GIVEN ENTRIES:
Start
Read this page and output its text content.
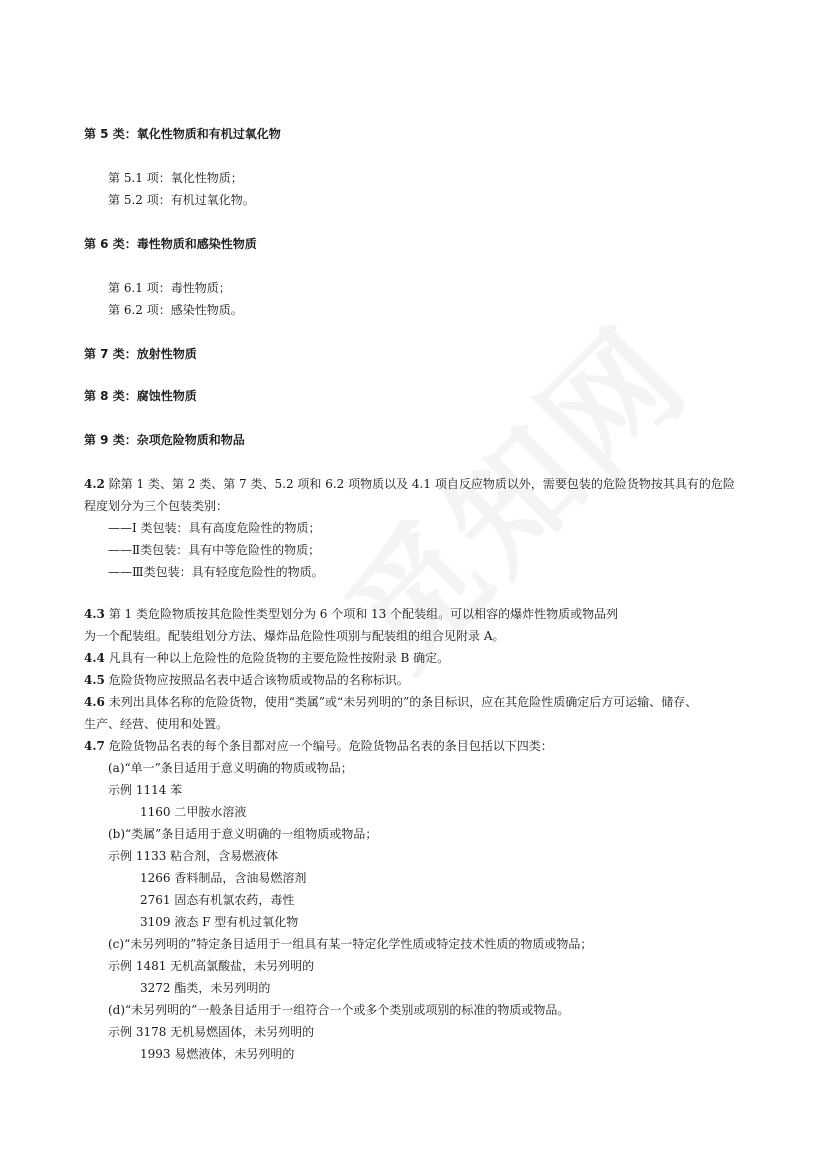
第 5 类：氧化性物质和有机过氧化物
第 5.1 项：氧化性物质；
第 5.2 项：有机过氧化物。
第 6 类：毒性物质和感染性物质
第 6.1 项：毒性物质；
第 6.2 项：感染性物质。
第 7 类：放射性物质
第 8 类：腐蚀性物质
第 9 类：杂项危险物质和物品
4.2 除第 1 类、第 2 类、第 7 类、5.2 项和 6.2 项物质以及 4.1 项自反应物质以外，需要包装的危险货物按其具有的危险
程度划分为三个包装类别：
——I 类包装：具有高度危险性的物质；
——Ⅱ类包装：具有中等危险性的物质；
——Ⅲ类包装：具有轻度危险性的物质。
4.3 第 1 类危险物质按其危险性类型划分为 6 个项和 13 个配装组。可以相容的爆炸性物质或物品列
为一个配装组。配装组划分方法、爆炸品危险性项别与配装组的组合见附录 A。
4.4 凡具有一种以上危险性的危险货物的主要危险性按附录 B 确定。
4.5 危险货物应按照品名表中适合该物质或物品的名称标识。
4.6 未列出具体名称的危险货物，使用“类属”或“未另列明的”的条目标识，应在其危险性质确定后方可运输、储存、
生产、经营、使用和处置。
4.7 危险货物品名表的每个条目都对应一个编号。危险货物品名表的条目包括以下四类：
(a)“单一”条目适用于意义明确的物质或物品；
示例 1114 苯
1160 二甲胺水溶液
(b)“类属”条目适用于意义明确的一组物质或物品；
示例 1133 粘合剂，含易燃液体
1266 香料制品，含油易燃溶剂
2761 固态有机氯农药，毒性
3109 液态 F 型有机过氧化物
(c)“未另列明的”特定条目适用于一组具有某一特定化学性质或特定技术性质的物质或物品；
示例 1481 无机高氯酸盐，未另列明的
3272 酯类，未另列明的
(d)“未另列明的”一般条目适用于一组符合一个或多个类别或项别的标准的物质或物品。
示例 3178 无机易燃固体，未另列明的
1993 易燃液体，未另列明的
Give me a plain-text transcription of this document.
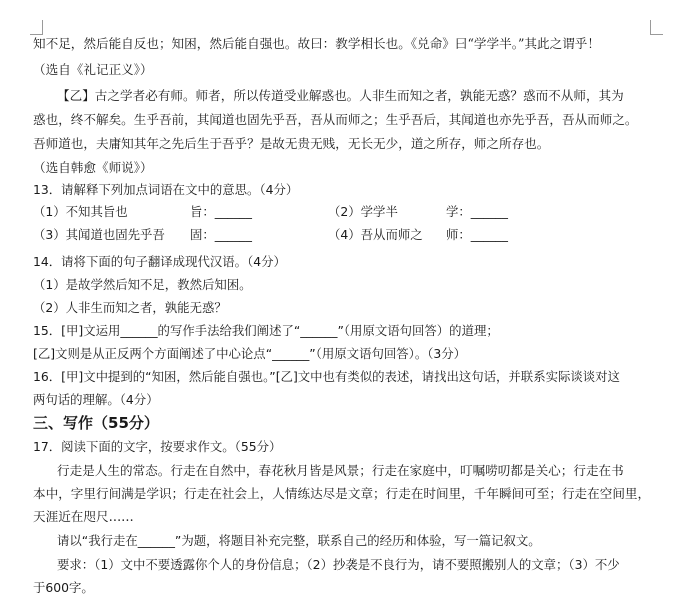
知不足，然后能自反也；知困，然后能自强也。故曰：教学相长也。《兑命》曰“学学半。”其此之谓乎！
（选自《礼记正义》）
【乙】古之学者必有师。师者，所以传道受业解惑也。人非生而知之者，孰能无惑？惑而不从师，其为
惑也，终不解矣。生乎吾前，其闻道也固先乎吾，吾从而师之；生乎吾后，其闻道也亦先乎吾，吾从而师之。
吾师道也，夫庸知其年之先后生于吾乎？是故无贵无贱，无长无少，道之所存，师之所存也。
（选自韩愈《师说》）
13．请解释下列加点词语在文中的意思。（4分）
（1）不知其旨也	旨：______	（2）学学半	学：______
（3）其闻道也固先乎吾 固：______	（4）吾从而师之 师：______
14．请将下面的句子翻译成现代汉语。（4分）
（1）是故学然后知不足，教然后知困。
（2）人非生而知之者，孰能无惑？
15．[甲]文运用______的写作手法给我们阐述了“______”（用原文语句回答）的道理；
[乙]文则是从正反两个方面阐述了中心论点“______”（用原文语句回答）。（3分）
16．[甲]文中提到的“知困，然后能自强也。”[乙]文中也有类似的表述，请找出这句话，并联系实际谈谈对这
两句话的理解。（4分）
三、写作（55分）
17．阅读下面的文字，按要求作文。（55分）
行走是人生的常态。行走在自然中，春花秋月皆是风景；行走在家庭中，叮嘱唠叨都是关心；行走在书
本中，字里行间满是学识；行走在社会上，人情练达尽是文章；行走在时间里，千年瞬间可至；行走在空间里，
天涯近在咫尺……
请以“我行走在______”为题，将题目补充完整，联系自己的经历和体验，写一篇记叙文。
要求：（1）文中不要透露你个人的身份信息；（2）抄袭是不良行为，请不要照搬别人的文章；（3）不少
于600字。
End
Start
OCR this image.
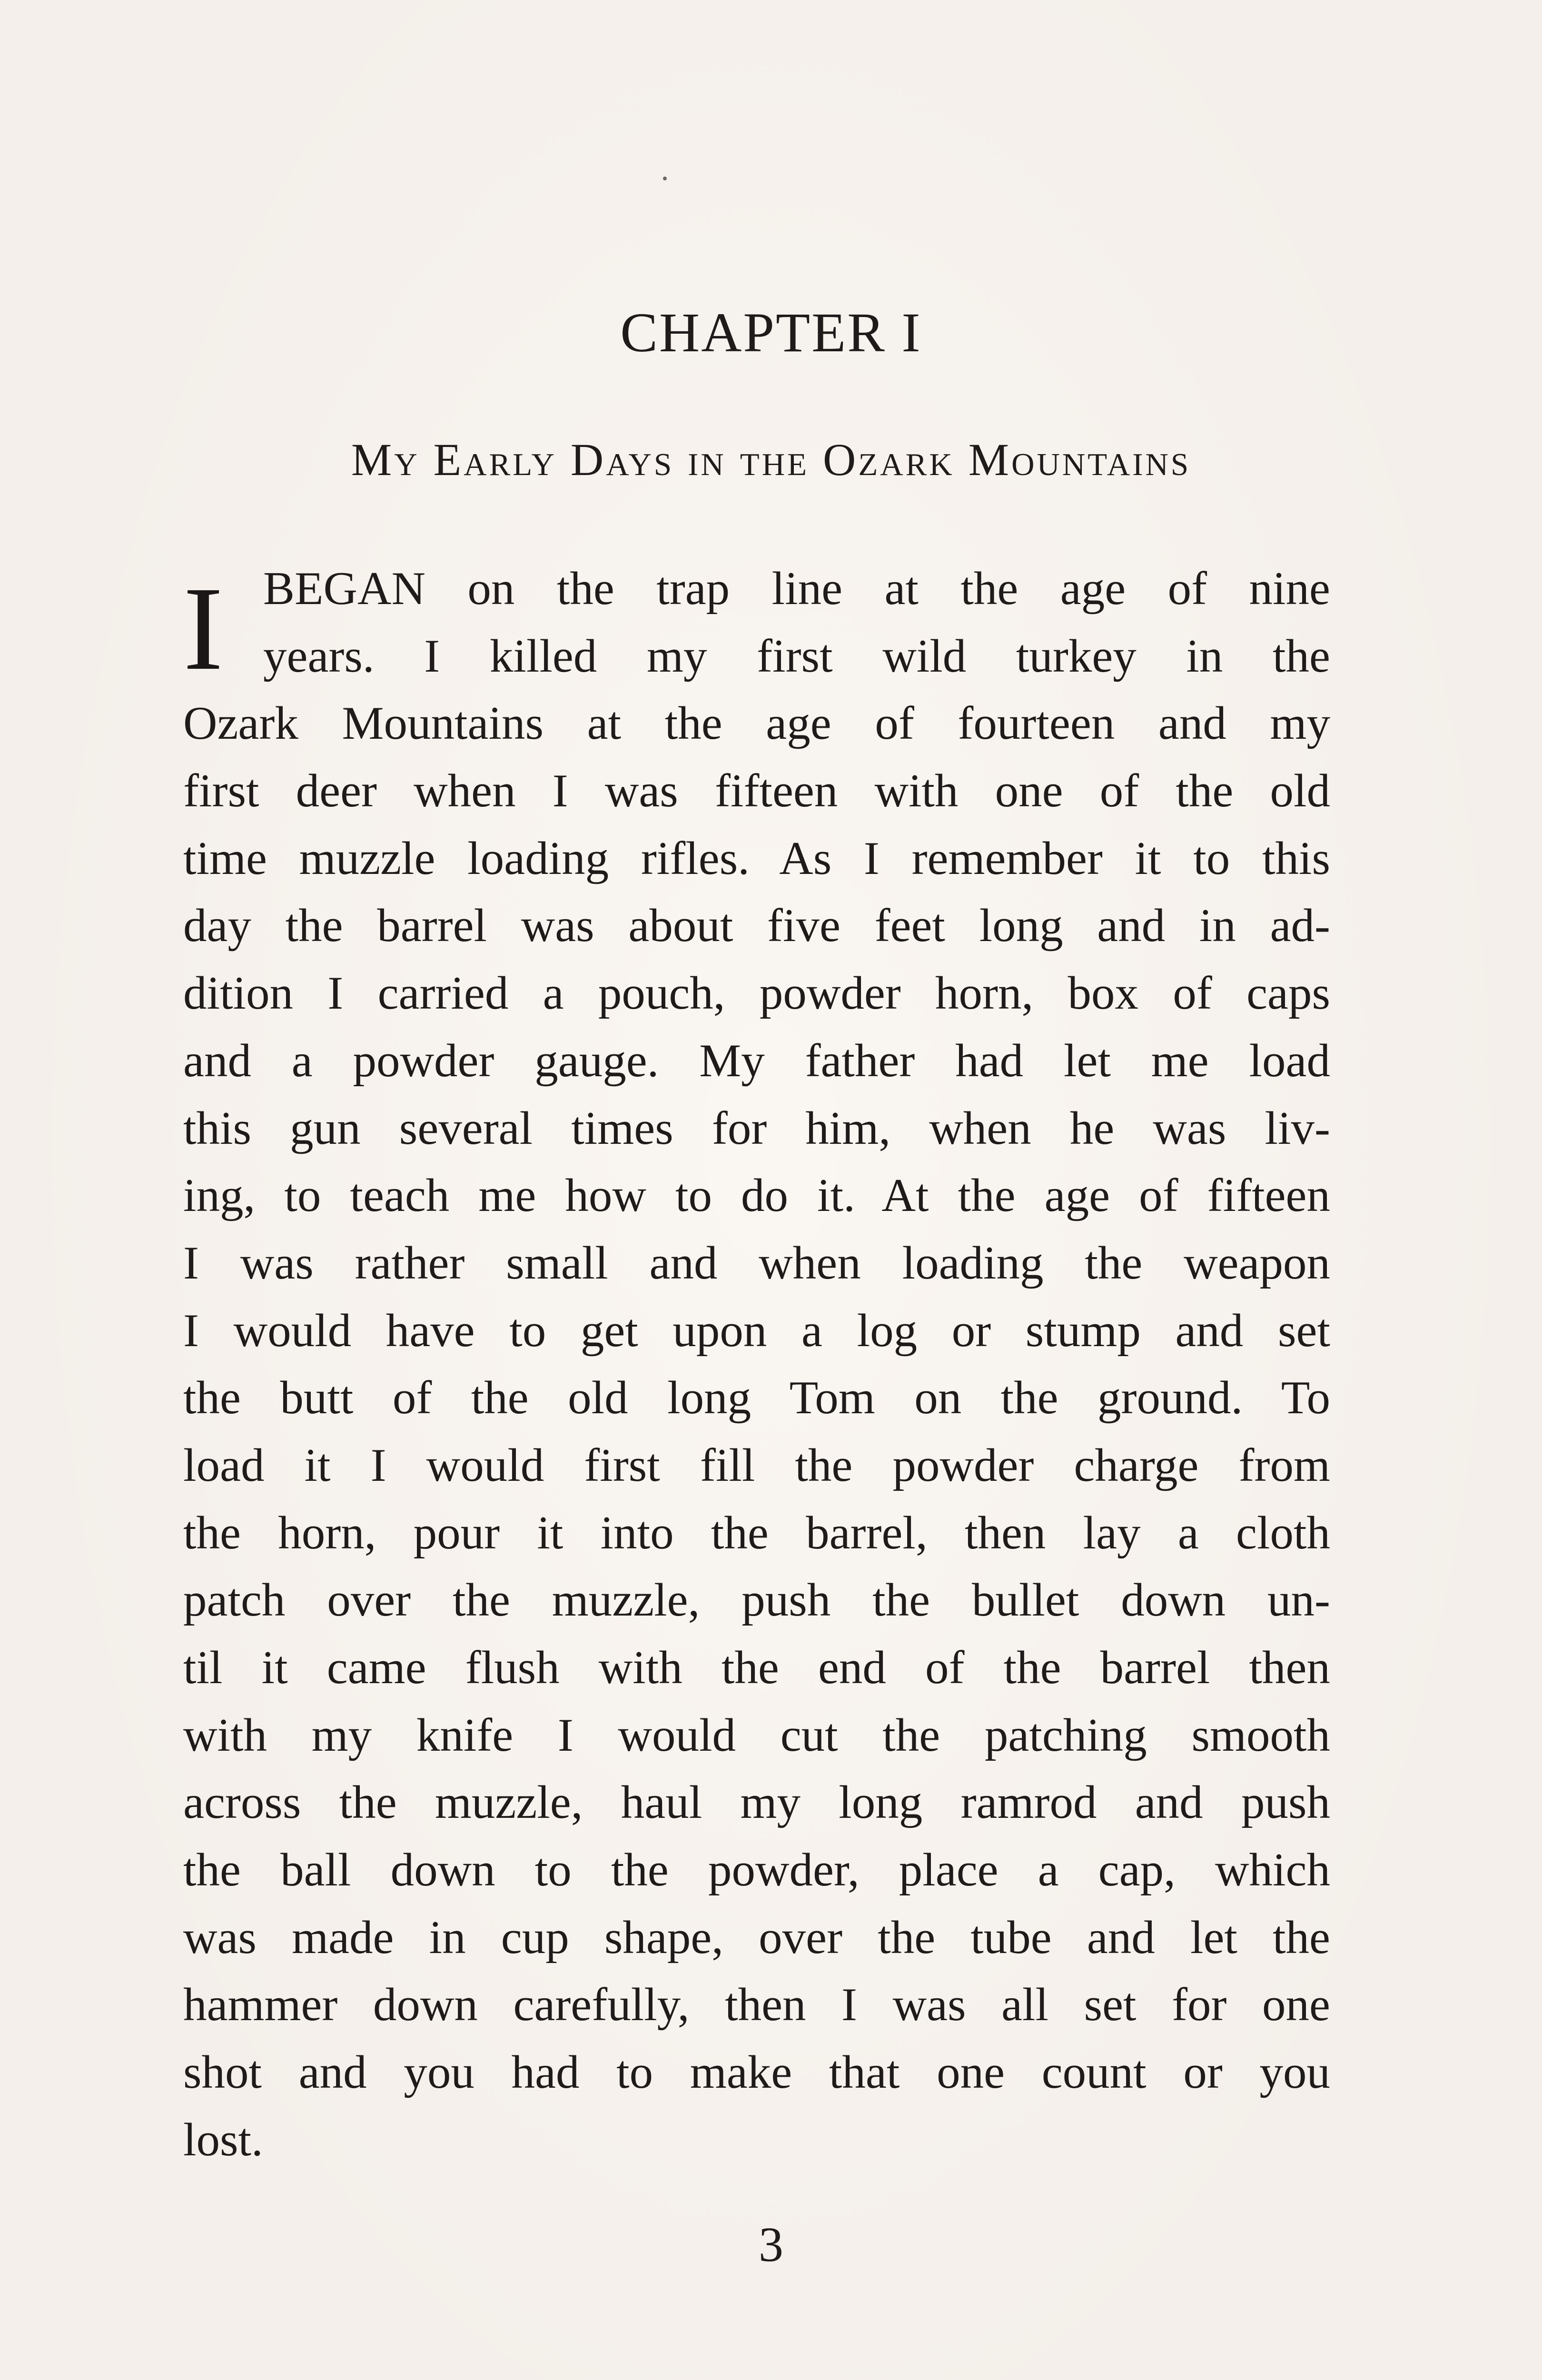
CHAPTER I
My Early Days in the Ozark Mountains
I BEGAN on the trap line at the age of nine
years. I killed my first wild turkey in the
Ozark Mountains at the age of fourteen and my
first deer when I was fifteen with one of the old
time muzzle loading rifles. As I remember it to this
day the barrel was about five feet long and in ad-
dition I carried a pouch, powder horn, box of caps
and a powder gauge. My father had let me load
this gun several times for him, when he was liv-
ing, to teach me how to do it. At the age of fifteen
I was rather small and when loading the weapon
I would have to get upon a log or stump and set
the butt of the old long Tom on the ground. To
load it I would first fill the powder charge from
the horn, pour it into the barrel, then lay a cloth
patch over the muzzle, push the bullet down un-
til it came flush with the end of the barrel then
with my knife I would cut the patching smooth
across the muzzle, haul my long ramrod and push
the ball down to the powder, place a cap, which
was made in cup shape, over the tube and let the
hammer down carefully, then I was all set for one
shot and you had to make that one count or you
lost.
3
End
Start
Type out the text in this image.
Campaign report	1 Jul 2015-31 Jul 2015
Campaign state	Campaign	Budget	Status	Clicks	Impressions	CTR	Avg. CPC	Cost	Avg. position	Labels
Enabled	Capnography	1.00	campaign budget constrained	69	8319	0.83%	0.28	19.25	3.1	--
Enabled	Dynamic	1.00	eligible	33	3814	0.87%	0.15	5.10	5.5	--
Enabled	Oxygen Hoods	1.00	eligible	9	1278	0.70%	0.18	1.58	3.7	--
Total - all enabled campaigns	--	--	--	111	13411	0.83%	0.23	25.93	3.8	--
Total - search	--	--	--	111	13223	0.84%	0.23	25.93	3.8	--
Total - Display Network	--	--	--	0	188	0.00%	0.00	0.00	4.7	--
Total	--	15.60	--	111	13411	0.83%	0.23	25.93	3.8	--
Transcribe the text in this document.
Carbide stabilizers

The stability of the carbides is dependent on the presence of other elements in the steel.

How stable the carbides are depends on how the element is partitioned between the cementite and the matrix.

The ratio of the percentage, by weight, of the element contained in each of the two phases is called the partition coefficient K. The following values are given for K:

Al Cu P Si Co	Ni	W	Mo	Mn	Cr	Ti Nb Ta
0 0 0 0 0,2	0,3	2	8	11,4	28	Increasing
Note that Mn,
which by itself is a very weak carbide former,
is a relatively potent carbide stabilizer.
End
WHAT IS NEEDED:
Take every line above carrying "over" and return it.

OUTPUT OF THE EXERCISE:
patch over the muzzle, push the bullet down un-
was made in cup shape, over the tube and let the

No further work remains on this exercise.